*Record excerpts*:
########################################
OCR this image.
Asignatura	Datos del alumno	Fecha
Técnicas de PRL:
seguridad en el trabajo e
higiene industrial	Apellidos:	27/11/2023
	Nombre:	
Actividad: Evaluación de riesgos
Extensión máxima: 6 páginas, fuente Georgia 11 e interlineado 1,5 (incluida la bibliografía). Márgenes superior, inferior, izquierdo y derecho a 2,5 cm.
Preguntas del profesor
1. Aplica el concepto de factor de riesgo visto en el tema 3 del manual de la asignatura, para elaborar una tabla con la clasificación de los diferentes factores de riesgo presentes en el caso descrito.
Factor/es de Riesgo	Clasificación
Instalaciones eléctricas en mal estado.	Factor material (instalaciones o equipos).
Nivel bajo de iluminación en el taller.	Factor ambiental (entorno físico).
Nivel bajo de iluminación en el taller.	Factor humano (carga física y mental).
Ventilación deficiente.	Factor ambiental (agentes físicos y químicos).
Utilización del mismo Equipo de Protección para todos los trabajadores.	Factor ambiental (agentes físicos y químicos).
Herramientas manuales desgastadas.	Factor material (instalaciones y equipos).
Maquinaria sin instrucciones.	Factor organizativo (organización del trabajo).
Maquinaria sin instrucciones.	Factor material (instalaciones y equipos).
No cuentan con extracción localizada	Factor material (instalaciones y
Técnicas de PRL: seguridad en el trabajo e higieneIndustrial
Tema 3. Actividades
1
########################################
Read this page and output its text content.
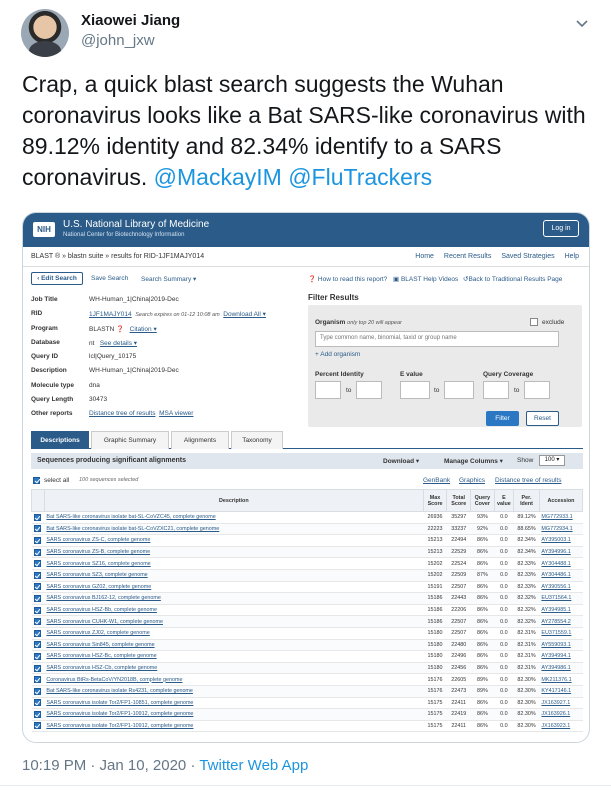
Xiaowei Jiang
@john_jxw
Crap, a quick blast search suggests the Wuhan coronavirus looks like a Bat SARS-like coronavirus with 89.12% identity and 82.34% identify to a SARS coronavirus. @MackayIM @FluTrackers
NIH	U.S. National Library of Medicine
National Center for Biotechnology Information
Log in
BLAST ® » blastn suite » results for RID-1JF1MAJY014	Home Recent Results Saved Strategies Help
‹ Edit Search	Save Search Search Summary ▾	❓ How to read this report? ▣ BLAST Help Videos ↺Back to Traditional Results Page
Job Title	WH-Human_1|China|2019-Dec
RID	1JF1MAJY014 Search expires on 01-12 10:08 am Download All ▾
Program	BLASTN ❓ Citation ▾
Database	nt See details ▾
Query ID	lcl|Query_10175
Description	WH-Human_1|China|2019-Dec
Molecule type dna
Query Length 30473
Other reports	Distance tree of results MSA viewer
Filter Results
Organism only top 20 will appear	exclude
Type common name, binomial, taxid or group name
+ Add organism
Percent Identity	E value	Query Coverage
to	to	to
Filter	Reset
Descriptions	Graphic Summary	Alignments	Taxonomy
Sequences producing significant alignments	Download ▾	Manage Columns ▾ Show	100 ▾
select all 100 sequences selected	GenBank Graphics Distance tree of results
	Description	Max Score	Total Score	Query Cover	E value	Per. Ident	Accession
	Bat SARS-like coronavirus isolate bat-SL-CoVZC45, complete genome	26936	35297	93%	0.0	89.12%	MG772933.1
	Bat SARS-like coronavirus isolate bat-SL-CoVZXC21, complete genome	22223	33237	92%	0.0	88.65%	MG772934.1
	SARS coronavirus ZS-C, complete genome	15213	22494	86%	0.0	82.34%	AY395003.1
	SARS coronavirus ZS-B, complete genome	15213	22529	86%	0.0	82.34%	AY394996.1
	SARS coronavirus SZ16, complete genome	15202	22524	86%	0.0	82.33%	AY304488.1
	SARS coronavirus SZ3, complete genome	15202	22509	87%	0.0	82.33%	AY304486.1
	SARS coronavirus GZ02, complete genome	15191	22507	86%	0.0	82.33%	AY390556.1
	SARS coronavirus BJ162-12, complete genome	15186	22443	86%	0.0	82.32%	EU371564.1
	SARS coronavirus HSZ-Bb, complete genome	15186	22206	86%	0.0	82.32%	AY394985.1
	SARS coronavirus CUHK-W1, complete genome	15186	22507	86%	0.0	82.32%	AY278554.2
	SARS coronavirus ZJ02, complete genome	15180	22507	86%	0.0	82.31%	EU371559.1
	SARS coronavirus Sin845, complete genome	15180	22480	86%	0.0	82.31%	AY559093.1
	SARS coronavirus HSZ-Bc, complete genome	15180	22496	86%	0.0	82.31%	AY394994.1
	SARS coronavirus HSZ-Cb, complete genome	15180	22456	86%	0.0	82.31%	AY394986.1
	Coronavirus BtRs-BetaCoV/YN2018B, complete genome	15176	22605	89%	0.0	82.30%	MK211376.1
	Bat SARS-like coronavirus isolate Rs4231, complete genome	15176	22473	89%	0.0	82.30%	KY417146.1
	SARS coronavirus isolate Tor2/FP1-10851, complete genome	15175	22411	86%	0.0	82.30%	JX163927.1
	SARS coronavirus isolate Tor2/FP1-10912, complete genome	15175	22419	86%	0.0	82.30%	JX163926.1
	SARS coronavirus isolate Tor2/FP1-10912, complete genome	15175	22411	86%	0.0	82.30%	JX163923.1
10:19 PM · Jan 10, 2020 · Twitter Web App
########################################
*Task prompt*: Go through the listing above and find each line that contains "Distance", then copy it.

*Output below*:
Other reports	Distance tree of results MSA viewer
select all 100 sequences selected	GenBank Graphics Distance tree of results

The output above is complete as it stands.